WHAT YOU WILL DO —
Write the data out again, character for character, with no images.

[Stored records]
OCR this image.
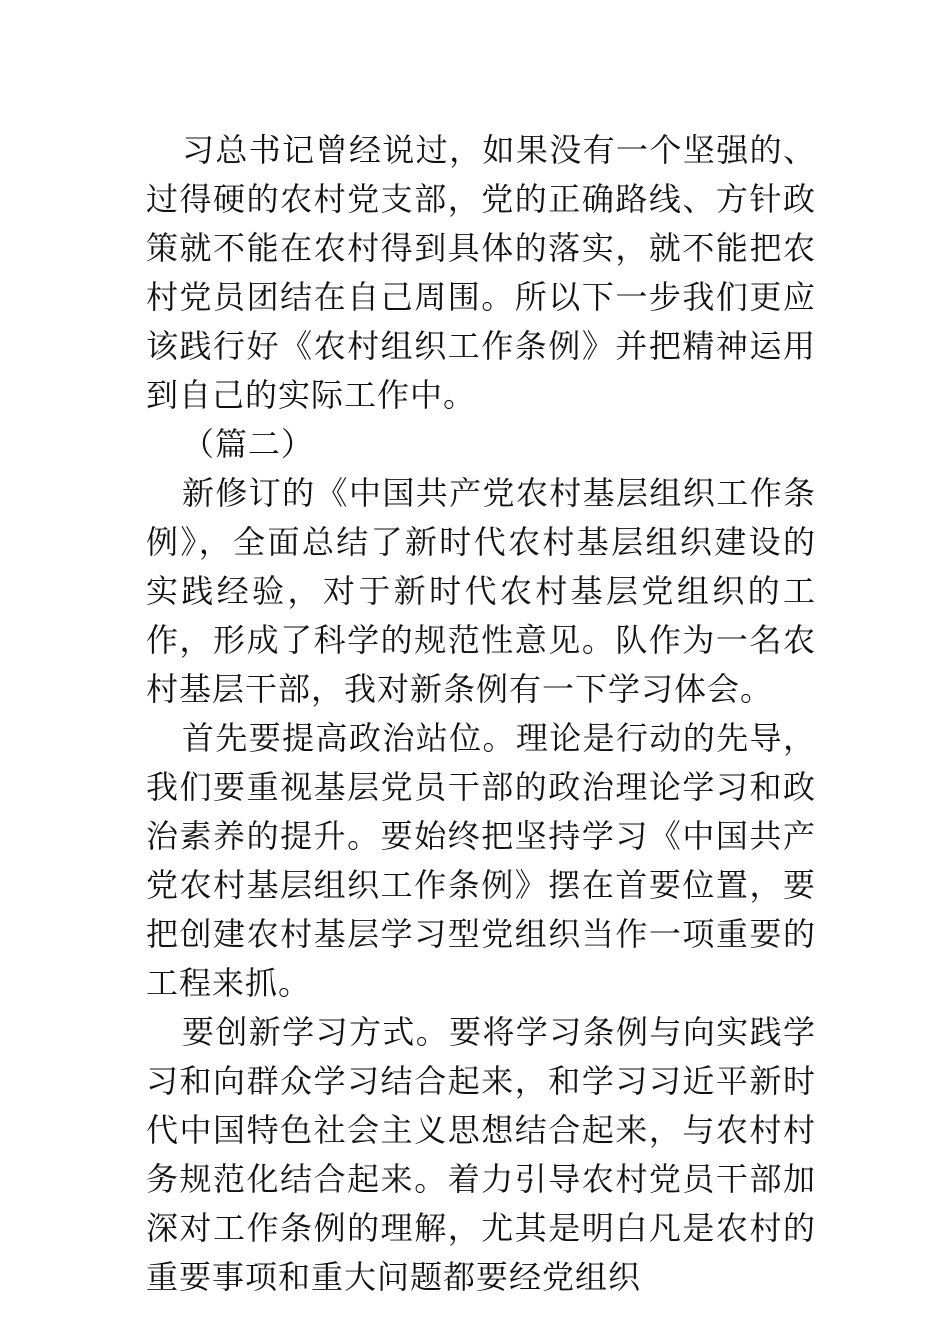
习总书记曾经说过，如果没有一个坚强的、过得硬的农村党支部，党的正确路线、方针政策就不能在农村得到具体的落实，就不能把农村党员团结在自己周围。所以下一步我们更应该践行好《农村组织工作条例》并把精神运用到自己的实际工作中。

（篇二）

新修订的《中国共产党农村基层组织工作条例》，全面总结了新时代农村基层组织建设的实践经验，对于新时代农村基层党组织的工作，形成了科学的规范性意见。队作为一名农村基层干部，我对新条例有一下学习体会。

首先要提高政治站位。理论是行动的先导，我们要重视基层党员干部的政治理论学习和政治素养的提升。要始终把坚持学习《中国共产党农村基层组织工作条例》摆在首要位置，要把创建农村基层学习型党组织当作一项重要的工程来抓。

要创新学习方式。要将学习条例与向实践学习和向群众学习结合起来，和学习习近平新时代中国特色社会主义思想结合起来，与农村村务规范化结合起来。着力引导农村党员干部加深对工作条例的理解，尤其是明白凡是农村的重要事项和重大问题都要经党组织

RESULT —
OCR this image.
习总书记曾经说过，如果没有一个坚强的、过得硬的农村党支部，党的正确路线、方针政策就不能在农村得到具体的落实，就不能把农村党员团结在自己周围。所以下一步我们更应该践行好《农村组织工作条例》并把精神运用到自己的实际工作中。

（篇二）

新修订的《中国共产党农村基层组织工作条例》，全面总结了新时代农村基层组织建设的实践经验，对于新时代农村基层党组织的工作，形成了科学的规范性意见。队作为一名农村基层干部，我对新条例有一下学习体会。

首先要提高政治站位。理论是行动的先导，我们要重视基层党员干部的政治理论学习和政治素养的提升。要始终把坚持学习《中国共产党农村基层组织工作条例》摆在首要位置，要把创建农村基层学习型党组织当作一项重要的工程来抓。

要创新学习方式。要将学习条例与向实践学习和向群众学习结合起来，和学习习近平新时代中国特色社会主义思想结合起来，与农村村务规范化结合起来。着力引导农村党员干部加深对工作条例的理解，尤其是明白凡是农村的重要事项和重大问题都要经党组织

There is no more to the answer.